**DATA**

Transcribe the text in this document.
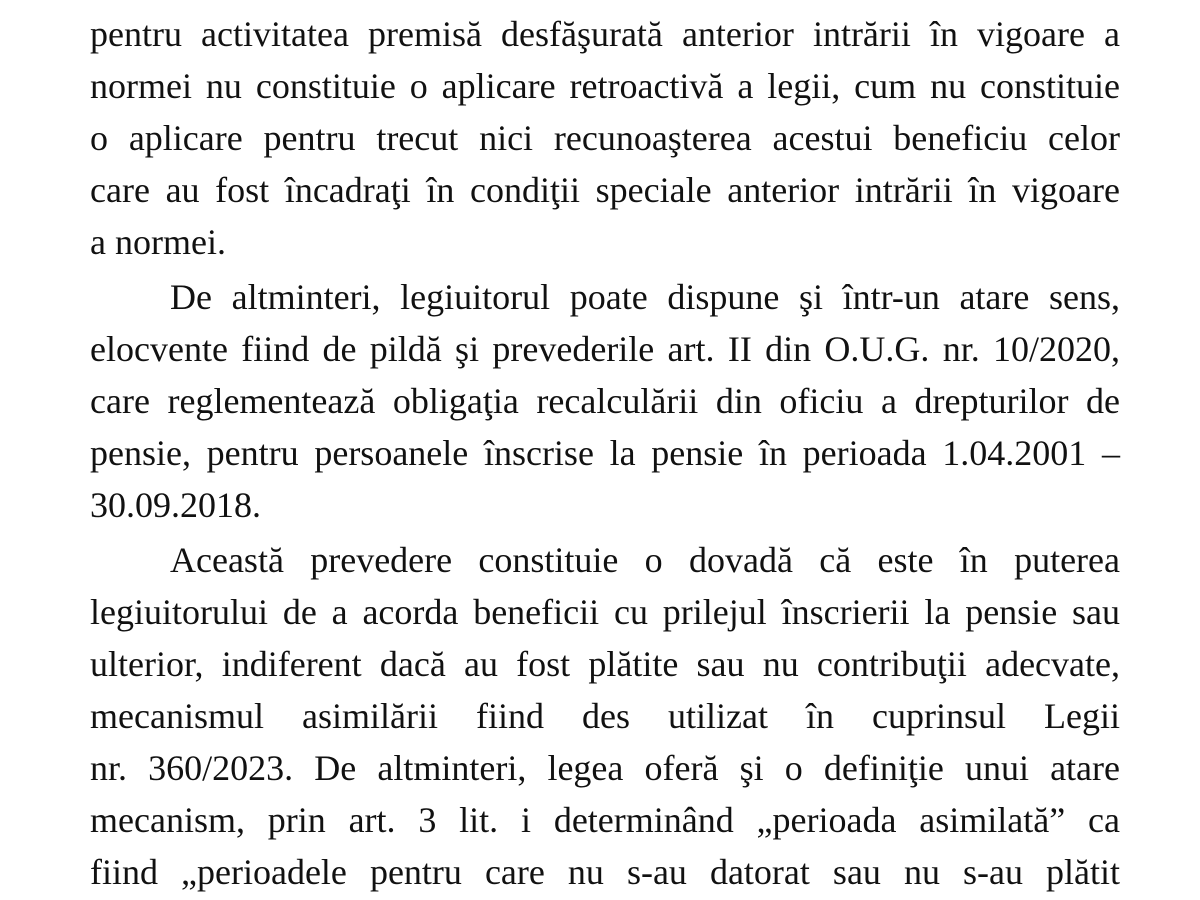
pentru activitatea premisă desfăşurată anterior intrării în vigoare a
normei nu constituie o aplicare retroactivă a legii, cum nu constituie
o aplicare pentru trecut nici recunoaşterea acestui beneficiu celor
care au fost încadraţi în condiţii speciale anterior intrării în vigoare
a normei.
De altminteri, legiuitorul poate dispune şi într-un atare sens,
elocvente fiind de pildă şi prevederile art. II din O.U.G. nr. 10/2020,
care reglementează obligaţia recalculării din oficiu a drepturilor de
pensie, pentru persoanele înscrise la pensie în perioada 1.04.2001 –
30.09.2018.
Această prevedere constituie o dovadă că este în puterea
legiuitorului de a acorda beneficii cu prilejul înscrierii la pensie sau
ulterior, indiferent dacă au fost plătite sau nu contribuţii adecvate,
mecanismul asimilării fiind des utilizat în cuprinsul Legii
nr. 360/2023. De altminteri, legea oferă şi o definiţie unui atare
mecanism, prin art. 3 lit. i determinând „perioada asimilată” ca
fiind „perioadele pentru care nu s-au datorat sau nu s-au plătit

**TASK**
Reproduce the records verbatim, omitting all images they contain.

**FINISHED ANSWER**
Transcribe the text in this document.
pentru activitatea premisă desfăşurată anterior intrării în vigoare a
normei nu constituie o aplicare retroactivă a legii, cum nu constituie
o aplicare pentru trecut nici recunoaşterea acestui beneficiu celor
care au fost încadraţi în condiţii speciale anterior intrării în vigoare
a normei.
De altminteri, legiuitorul poate dispune şi într-un atare sens,
elocvente fiind de pildă şi prevederile art. II din O.U.G. nr. 10/2020,
care reglementează obligaţia recalculării din oficiu a drepturilor de
pensie, pentru persoanele înscrise la pensie în perioada 1.04.2001 –
30.09.2018.
Această prevedere constituie o dovadă că este în puterea
legiuitorului de a acorda beneficii cu prilejul înscrierii la pensie sau
ulterior, indiferent dacă au fost plătite sau nu contribuţii adecvate,
mecanismul asimilării fiind des utilizat în cuprinsul Legii
nr. 360/2023. De altminteri, legea oferă şi o definiţie unui atare
mecanism, prin art. 3 lit. i determinând „perioada asimilată” ca
fiind „perioadele pentru care nu s-au datorat sau nu s-au plătit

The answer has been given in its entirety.